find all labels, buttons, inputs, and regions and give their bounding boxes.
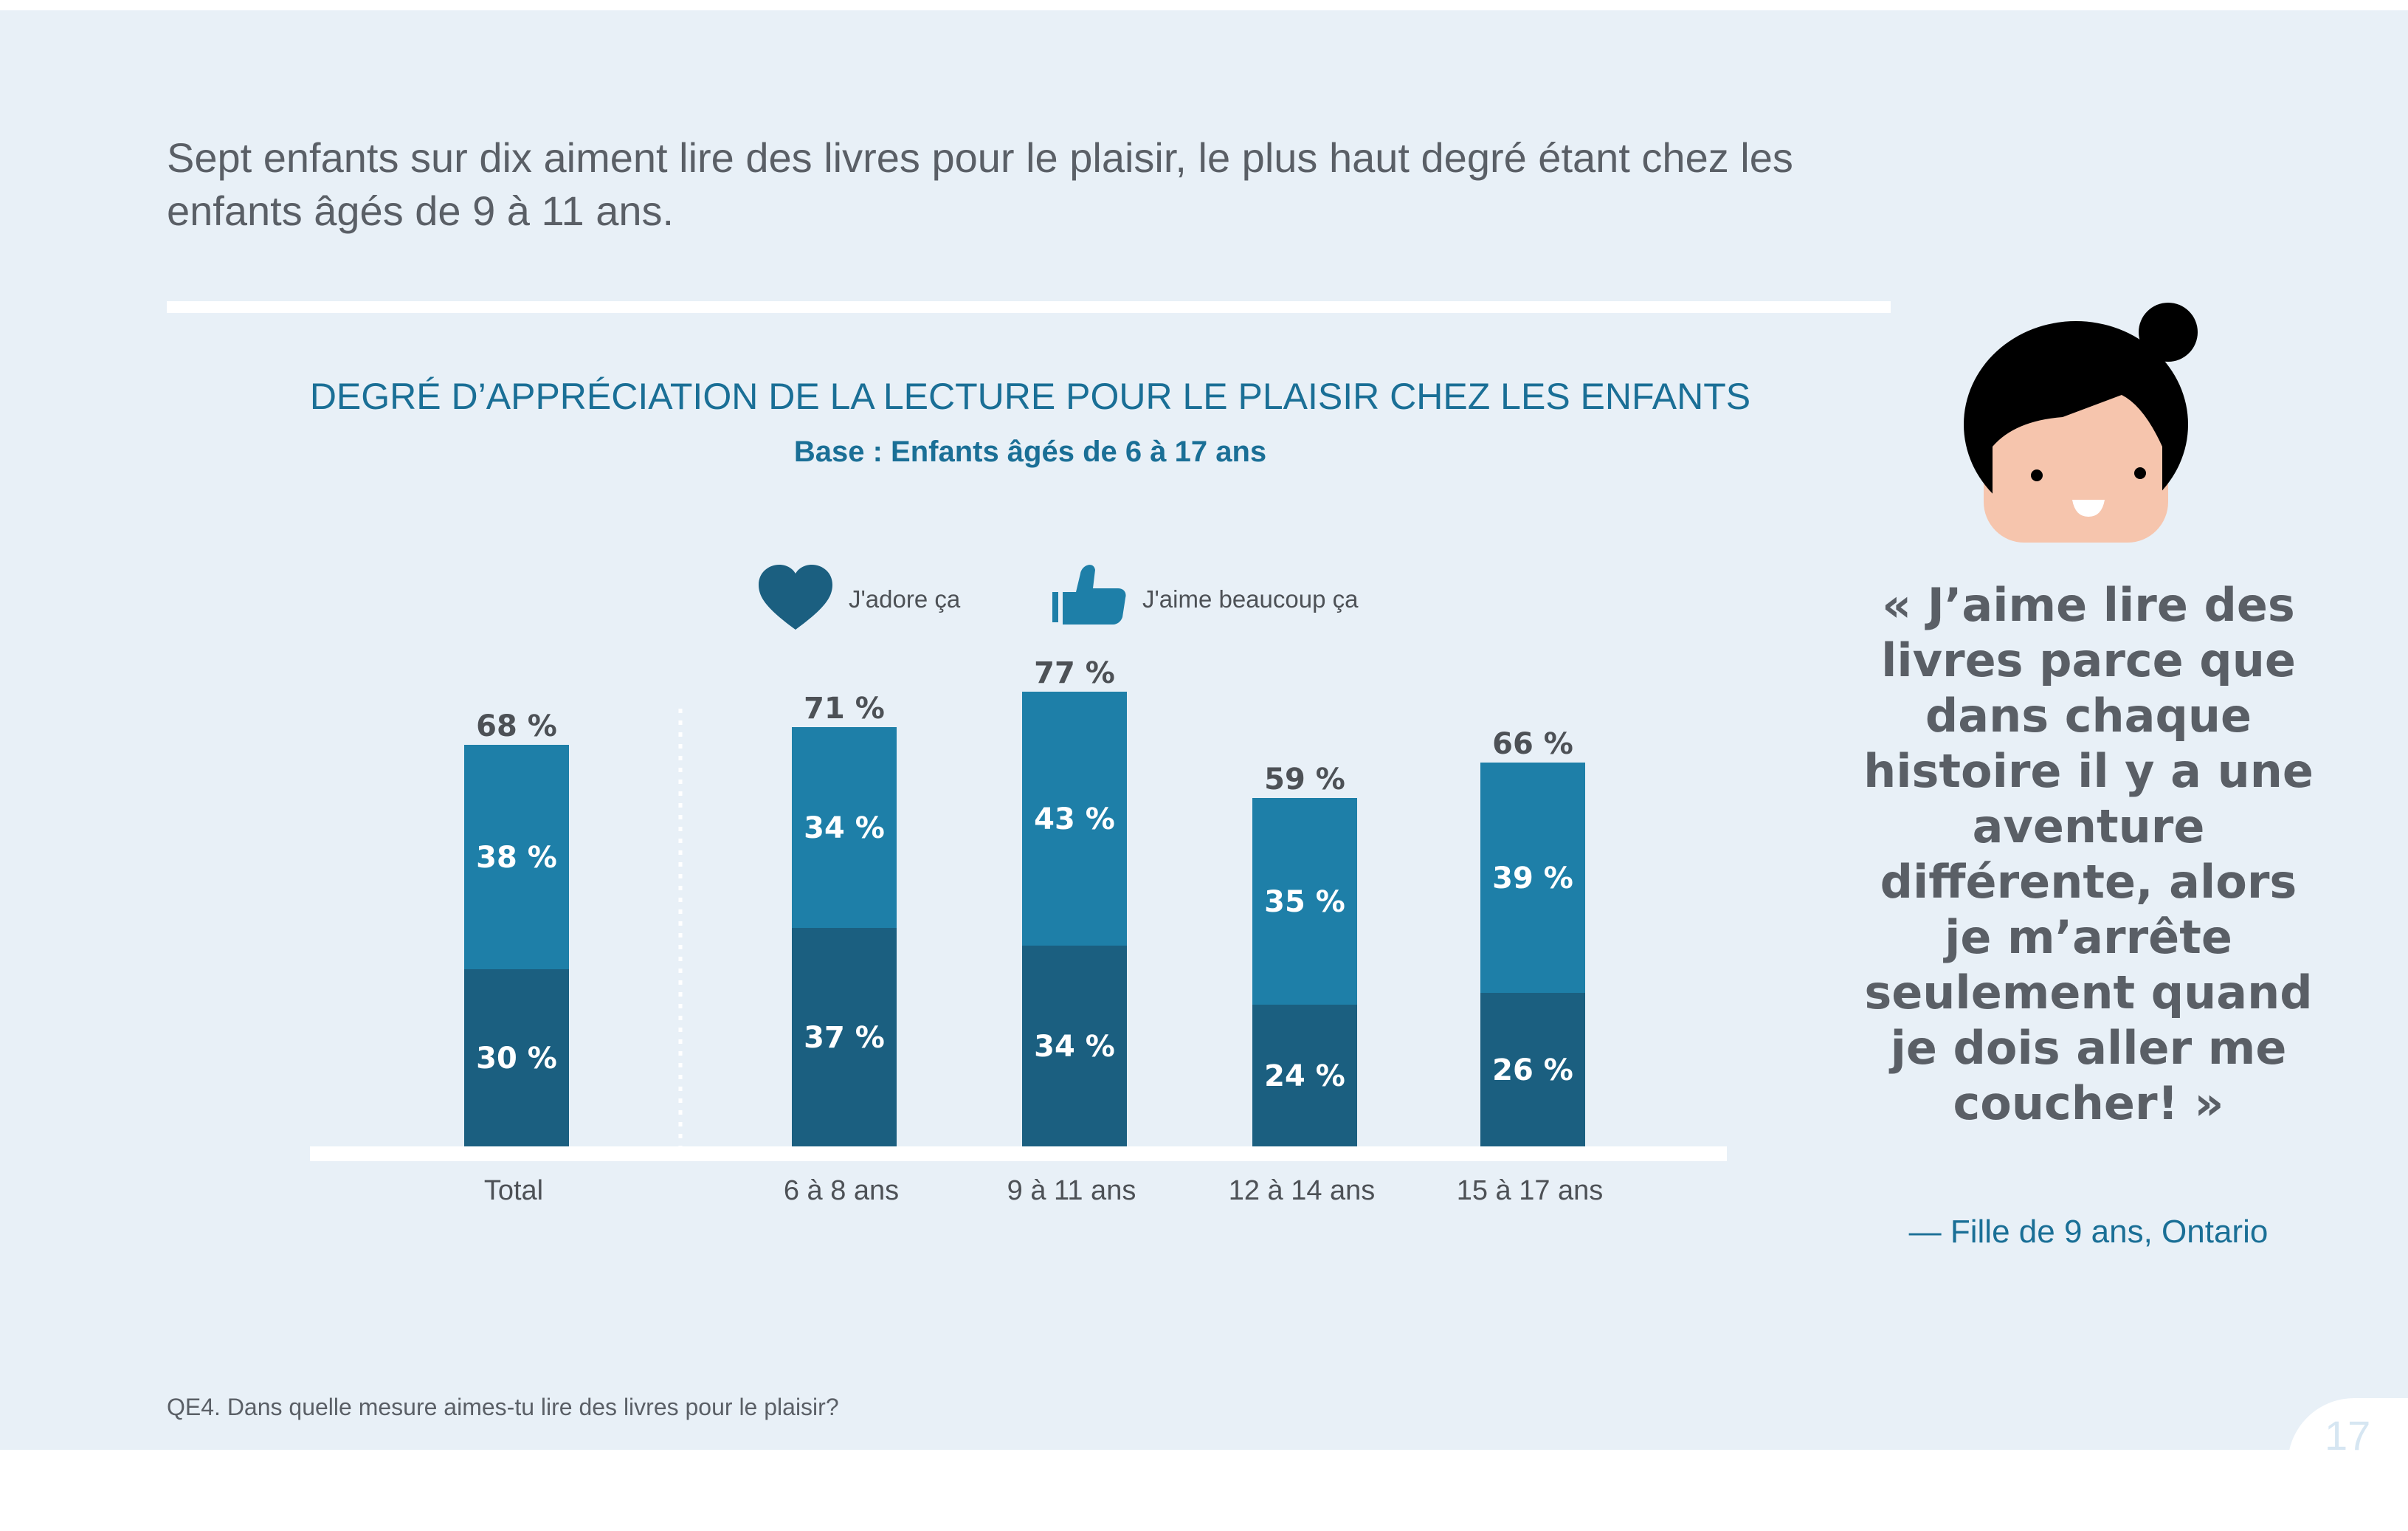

════

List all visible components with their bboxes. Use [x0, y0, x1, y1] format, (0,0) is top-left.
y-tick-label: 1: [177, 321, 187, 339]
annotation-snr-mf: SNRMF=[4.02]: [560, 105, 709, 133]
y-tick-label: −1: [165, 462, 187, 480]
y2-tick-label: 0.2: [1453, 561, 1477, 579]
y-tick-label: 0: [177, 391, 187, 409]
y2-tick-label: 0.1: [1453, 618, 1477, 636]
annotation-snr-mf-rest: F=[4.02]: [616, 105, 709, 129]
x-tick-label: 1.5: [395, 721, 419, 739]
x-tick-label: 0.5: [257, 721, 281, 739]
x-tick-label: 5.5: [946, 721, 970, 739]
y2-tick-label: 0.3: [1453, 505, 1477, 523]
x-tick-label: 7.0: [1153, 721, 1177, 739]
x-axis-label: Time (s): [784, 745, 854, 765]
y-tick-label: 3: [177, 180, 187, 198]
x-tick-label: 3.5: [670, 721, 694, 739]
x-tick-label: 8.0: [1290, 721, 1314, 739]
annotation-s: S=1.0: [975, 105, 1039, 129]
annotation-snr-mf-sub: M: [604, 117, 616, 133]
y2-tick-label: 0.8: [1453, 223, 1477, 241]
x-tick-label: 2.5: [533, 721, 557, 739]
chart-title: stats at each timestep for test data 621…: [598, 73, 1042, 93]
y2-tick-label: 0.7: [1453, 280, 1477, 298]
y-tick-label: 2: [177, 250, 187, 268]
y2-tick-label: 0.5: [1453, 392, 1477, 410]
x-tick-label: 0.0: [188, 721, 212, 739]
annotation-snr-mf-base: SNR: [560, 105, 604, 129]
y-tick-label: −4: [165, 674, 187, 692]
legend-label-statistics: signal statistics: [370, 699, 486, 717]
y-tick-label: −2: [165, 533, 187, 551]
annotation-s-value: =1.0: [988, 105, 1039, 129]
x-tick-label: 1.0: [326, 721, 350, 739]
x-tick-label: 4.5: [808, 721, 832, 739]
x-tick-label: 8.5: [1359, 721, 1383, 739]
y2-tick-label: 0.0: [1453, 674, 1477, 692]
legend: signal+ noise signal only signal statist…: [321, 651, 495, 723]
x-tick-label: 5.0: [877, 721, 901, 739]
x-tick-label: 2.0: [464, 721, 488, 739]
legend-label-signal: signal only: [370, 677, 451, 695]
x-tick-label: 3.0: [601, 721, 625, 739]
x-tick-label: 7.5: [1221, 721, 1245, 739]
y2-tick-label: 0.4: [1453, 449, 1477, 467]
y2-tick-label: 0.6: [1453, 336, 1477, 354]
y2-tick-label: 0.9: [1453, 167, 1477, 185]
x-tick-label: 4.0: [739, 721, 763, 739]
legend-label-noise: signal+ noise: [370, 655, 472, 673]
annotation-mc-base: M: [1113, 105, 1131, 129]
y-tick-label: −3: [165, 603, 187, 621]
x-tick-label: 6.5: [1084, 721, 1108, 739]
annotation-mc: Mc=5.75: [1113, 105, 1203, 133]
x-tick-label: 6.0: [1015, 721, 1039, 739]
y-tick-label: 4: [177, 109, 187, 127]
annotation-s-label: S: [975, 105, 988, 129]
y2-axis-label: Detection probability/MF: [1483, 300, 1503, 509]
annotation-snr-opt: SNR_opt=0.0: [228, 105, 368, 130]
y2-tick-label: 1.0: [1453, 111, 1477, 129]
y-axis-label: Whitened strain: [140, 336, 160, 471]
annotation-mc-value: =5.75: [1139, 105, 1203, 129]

════

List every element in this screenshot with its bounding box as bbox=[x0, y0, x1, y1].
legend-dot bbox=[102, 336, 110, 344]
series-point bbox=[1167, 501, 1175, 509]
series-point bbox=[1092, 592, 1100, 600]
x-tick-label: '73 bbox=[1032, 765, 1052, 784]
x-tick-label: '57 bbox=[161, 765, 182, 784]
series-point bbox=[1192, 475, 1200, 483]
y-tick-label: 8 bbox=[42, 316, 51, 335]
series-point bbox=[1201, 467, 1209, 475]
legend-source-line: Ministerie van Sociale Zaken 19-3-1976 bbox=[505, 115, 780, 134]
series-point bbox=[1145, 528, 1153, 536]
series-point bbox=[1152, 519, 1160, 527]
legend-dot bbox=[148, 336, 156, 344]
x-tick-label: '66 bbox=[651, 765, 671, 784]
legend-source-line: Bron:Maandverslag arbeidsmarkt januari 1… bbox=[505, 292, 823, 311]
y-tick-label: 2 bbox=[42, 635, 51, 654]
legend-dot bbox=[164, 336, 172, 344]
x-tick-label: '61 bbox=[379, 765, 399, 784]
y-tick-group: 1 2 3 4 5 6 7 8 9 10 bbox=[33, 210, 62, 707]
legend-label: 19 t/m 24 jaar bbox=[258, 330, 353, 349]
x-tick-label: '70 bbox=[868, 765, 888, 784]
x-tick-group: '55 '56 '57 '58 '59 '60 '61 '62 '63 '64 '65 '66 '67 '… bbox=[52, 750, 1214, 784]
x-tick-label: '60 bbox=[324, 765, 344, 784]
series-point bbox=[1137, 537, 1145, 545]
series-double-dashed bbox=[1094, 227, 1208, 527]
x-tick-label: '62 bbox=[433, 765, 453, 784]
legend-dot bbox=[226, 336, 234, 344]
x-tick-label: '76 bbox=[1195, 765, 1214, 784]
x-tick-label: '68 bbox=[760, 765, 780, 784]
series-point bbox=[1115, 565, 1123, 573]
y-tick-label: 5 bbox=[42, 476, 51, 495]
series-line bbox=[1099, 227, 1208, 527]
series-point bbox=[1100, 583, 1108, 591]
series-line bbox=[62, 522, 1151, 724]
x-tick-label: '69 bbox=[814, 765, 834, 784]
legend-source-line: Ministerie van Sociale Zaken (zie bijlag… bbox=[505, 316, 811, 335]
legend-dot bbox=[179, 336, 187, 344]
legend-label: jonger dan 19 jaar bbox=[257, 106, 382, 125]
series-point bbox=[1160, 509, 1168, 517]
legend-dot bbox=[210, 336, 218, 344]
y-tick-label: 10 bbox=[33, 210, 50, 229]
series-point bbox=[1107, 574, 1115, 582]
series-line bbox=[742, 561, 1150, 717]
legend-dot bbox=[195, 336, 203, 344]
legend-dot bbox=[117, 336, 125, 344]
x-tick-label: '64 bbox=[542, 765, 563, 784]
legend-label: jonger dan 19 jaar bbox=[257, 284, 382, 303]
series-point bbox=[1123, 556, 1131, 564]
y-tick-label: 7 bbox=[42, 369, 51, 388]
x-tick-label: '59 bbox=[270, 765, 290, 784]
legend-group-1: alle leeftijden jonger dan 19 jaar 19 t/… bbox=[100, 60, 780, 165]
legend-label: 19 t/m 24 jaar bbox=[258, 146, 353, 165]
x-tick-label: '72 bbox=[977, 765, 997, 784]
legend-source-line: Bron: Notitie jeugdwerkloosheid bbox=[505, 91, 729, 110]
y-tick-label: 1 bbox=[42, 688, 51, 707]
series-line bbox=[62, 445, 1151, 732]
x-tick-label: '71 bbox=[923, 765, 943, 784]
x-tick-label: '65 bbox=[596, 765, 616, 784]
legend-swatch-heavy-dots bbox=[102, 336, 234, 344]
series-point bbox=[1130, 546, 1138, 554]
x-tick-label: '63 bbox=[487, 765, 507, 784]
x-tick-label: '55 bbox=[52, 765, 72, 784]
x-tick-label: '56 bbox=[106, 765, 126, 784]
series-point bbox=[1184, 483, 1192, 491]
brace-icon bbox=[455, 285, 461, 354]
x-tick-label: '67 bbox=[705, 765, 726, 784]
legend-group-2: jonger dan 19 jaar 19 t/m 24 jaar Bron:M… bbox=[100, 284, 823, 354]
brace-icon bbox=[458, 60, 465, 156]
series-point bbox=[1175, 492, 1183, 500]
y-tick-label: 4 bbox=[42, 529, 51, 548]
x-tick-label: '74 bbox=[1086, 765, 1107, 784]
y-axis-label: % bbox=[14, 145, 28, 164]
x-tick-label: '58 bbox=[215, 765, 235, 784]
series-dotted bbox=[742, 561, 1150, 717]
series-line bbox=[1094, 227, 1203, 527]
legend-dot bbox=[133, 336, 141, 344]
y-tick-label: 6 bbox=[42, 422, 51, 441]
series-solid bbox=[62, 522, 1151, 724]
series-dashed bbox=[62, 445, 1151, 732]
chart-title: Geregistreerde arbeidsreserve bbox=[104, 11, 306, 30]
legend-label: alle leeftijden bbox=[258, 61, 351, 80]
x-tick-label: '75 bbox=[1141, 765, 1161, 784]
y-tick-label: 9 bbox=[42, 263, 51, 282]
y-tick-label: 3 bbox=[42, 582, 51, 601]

════

- Objective -
Please render the lines from the one holding "List all visible" through the one holding "x-tick-label: 3.5: [670, 721, 694, 739]", both included, as a numbered list with any blank lines left out.

- The output -
1. List all visible components with their bboxes. Use [x0, y0, x1, y1] format, (0,0) is top-left.
2. y-tick-label: 1: [177, 321, 187, 339]
3. annotation-snr-mf: SNRMF=[4.02]: [560, 105, 709, 133]
4. y-tick-label: −1: [165, 462, 187, 480]
5. y2-tick-label: 0.2: [1453, 561, 1477, 579]
6. y-tick-label: 0: [177, 391, 187, 409]
7. y2-tick-label: 0.1: [1453, 618, 1477, 636]
8. annotation-snr-mf-rest: F=[4.02]: [616, 105, 709, 129]
9. x-tick-label: 1.5: [395, 721, 419, 739]
10. x-tick-label: 0.5: [257, 721, 281, 739]
11. x-tick-label: 5.5: [946, 721, 970, 739]
12. y2-tick-label: 0.3: [1453, 505, 1477, 523]
13. x-tick-label: 7.0: [1153, 721, 1177, 739]
14. x-axis-label: Time (s): [784, 745, 854, 765]
15. y-tick-label: 3: [177, 180, 187, 198]
16. x-tick-label: 3.5: [670, 721, 694, 739]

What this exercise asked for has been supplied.